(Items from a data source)
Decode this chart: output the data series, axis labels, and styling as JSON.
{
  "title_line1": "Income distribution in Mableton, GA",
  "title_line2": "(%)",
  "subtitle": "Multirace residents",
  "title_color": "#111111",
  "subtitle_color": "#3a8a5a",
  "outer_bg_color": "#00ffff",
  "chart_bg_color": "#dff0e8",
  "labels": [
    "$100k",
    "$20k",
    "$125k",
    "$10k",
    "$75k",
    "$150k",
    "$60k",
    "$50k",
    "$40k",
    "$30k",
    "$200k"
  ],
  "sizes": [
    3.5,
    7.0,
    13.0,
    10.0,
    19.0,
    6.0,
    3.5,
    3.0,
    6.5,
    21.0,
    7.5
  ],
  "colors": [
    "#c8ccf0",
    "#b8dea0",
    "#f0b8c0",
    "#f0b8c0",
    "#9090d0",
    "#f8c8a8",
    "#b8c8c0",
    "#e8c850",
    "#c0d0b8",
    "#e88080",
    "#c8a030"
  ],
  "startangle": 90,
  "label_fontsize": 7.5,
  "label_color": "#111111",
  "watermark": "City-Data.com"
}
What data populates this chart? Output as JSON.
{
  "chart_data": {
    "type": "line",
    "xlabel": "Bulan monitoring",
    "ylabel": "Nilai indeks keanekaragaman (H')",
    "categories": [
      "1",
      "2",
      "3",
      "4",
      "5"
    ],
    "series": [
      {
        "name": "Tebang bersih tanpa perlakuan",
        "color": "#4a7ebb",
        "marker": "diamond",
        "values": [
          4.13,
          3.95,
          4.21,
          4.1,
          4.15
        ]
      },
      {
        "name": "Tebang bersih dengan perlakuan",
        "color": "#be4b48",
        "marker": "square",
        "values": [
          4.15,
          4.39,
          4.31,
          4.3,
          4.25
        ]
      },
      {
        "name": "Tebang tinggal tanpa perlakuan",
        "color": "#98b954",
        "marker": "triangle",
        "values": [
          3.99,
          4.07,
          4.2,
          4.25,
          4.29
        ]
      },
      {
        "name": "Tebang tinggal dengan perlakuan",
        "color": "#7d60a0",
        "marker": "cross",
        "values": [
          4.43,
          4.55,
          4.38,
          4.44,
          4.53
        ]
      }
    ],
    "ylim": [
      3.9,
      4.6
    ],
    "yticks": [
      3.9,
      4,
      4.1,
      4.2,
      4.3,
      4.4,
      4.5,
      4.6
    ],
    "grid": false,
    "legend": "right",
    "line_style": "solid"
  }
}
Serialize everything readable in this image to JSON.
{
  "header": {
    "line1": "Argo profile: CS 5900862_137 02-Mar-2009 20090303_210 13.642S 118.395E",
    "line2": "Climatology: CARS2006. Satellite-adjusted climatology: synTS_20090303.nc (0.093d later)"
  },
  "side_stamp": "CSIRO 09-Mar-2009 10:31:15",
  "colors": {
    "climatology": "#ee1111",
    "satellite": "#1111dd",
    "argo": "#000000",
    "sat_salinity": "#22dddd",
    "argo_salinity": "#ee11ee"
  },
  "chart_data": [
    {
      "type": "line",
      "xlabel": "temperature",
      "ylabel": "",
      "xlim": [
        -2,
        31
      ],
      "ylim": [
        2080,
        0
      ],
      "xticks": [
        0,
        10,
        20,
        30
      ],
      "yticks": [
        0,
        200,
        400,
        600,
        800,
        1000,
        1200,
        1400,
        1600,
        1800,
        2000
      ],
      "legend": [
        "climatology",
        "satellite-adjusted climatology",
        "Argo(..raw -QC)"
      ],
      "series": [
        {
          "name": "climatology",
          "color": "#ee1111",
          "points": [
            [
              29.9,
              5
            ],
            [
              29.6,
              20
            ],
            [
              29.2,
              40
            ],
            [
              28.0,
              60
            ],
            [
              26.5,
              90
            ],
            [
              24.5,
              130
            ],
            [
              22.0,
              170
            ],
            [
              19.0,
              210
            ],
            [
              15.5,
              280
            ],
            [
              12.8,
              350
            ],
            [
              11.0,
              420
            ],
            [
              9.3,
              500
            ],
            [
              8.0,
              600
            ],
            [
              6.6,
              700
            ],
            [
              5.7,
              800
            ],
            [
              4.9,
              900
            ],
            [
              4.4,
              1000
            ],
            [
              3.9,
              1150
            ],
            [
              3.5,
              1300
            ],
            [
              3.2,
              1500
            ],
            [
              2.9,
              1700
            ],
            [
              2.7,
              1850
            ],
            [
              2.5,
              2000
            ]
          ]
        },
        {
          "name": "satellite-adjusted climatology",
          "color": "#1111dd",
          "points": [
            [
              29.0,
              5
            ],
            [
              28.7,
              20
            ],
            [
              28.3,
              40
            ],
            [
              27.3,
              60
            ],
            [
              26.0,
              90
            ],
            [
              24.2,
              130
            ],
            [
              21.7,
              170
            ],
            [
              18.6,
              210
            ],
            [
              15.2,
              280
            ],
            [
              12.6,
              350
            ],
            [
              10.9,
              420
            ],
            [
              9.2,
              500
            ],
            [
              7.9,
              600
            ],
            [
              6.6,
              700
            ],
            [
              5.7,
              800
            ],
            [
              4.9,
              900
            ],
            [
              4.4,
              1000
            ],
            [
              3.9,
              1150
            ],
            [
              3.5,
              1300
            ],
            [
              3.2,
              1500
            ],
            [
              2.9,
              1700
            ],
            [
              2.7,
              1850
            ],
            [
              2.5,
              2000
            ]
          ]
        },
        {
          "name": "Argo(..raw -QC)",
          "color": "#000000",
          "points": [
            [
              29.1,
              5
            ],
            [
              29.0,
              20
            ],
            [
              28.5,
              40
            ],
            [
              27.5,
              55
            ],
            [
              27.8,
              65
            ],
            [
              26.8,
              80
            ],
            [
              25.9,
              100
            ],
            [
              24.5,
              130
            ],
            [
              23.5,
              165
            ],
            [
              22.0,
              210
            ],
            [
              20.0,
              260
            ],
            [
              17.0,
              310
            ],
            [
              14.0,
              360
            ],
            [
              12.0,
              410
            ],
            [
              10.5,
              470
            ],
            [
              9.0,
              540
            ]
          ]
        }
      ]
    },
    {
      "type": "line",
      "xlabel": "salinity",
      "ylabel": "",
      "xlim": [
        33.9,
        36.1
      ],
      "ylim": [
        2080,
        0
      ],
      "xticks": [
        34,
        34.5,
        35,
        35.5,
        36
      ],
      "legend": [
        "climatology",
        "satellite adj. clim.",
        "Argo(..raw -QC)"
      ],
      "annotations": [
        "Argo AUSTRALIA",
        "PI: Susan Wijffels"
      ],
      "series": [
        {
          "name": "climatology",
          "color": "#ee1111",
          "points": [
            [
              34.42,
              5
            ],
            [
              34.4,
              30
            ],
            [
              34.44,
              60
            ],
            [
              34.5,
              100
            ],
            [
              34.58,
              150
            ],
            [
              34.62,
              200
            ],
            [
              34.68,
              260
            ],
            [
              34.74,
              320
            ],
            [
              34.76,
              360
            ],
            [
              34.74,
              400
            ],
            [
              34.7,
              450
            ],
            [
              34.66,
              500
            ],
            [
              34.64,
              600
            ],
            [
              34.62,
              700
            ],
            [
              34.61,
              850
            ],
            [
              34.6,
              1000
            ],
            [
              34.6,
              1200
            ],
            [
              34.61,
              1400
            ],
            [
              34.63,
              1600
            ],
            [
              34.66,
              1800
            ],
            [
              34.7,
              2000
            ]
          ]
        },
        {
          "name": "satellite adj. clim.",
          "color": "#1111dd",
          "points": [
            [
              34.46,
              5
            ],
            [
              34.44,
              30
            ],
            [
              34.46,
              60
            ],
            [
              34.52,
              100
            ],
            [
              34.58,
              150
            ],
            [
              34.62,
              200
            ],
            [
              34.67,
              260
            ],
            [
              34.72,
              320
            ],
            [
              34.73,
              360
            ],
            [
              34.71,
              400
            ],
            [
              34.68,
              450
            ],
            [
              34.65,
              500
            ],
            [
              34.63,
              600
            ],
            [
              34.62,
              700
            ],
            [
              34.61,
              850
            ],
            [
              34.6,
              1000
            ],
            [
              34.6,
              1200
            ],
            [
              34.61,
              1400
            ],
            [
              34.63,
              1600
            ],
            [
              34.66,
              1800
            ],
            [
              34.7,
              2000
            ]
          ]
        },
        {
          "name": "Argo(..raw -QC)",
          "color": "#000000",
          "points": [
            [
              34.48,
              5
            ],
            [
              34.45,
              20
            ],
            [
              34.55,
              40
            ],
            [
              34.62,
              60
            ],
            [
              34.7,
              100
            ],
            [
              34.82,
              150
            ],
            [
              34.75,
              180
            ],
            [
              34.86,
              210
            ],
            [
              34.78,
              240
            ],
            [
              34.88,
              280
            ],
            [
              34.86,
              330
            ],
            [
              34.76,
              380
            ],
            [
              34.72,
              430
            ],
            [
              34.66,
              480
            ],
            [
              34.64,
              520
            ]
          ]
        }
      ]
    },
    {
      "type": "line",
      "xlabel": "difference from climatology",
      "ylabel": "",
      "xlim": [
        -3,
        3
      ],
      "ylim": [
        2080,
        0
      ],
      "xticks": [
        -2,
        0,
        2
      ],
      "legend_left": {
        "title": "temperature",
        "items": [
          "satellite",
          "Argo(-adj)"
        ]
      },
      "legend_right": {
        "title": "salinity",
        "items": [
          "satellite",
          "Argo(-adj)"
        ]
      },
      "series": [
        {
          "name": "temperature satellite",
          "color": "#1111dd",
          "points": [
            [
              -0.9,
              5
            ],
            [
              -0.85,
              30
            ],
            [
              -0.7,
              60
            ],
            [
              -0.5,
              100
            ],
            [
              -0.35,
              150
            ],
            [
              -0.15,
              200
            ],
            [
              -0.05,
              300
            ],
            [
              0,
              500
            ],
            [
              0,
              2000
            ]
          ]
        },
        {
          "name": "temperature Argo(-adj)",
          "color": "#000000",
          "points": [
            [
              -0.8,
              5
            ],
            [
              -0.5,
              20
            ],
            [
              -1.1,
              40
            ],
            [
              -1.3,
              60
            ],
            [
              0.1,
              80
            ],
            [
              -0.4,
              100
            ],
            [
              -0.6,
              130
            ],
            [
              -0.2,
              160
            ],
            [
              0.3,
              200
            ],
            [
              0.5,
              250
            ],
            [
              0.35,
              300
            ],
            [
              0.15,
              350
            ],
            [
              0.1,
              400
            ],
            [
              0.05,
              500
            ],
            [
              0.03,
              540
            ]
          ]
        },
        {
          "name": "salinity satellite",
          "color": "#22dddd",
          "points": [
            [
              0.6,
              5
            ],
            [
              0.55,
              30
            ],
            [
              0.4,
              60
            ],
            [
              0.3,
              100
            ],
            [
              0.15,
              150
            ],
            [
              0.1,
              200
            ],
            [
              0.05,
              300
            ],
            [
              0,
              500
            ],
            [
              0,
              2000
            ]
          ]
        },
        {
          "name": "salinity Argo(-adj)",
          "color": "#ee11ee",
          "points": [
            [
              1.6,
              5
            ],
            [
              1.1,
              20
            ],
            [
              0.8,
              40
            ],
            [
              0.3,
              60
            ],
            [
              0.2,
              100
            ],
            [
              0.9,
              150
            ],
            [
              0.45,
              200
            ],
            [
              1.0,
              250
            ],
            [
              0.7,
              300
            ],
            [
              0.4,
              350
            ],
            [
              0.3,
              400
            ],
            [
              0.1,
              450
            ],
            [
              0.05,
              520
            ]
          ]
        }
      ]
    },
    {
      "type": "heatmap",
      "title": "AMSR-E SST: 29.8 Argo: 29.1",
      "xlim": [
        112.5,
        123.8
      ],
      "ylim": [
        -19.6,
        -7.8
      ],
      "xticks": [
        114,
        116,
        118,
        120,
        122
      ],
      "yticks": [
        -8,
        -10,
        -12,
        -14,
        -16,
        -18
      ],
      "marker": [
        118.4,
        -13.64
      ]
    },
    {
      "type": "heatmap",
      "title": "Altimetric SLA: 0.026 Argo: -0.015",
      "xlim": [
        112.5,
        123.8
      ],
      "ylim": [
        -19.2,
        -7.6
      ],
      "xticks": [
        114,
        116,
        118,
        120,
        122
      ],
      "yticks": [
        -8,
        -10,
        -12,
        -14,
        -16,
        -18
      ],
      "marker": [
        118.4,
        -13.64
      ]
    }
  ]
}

## The exercise:
Search the lines above for the string "marker", then show every one that has it.

## Response:
        "marker": "diamond",
        "marker": "square",
        "marker": "triangle",
        "marker": "cross",
      "marker": [
      "marker": [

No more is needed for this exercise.